_Exercise task_
Without including any pictures, write out all the entries exactly.

_Information provided_
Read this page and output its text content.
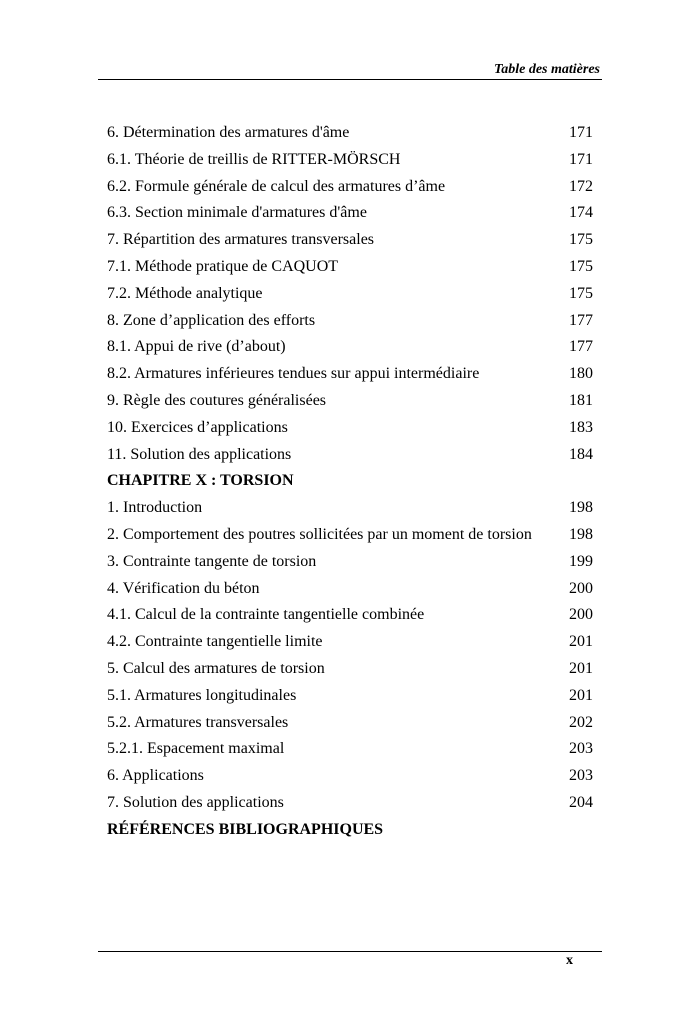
Table des matières
6. Détermination des armatures d'âme	171
6.1. Théorie de treillis de RITTER-MÖRSCH	171
6.2. Formule générale de calcul des armatures d’âme	172
6.3. Section minimale d'armatures d'âme	174
7. Répartition des armatures transversales	175
7.1. Méthode pratique de CAQUOT	175
7.2. Méthode analytique	175
8. Zone d’application des efforts	177
8.1. Appui de rive (d’about)	177
8.2. Armatures inférieures tendues sur appui intermédiaire	180
9. Règle des coutures généralisées	181
10. Exercices d’applications	183
11. Solution des applications	184
CHAPITRE X : TORSION
1. Introduction	198
2. Comportement des poutres sollicitées par un moment de torsion 198
3. Contrainte tangente de torsion	199
4. Vérification du béton	200
4.1. Calcul de la contrainte tangentielle combinée	200
4.2. Contrainte tangentielle limite	201
5. Calcul des armatures de torsion	201
5.1. Armatures longitudinales	201
5.2. Armatures transversales	202
5.2.1. Espacement maximal	203
6. Applications	203
7. Solution des applications	204
RÉFÉRENCES BIBLIOGRAPHIQUES
x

_Task result_
Read this page and output its text content.
Table des matières
6. Détermination des armatures d'âme	171
6.1. Théorie de treillis de RITTER-MÖRSCH	171
6.2. Formule générale de calcul des armatures d’âme	172
6.3. Section minimale d'armatures d'âme	174
7. Répartition des armatures transversales	175
7.1. Méthode pratique de CAQUOT	175
7.2. Méthode analytique	175
8. Zone d’application des efforts	177
8.1. Appui de rive (d’about)	177
8.2. Armatures inférieures tendues sur appui intermédiaire	180
9. Règle des coutures généralisées	181
10. Exercices d’applications	183
11. Solution des applications	184
CHAPITRE X : TORSION
1. Introduction	198
2. Comportement des poutres sollicitées par un moment de torsion 198
3. Contrainte tangente de torsion	199
4. Vérification du béton	200
4.1. Calcul de la contrainte tangentielle combinée	200
4.2. Contrainte tangentielle limite	201
5. Calcul des armatures de torsion	201
5.1. Armatures longitudinales	201
5.2. Armatures transversales	202
5.2.1. Espacement maximal	203
6. Applications	203
7. Solution des applications	204
RÉFÉRENCES BIBLIOGRAPHIQUES
x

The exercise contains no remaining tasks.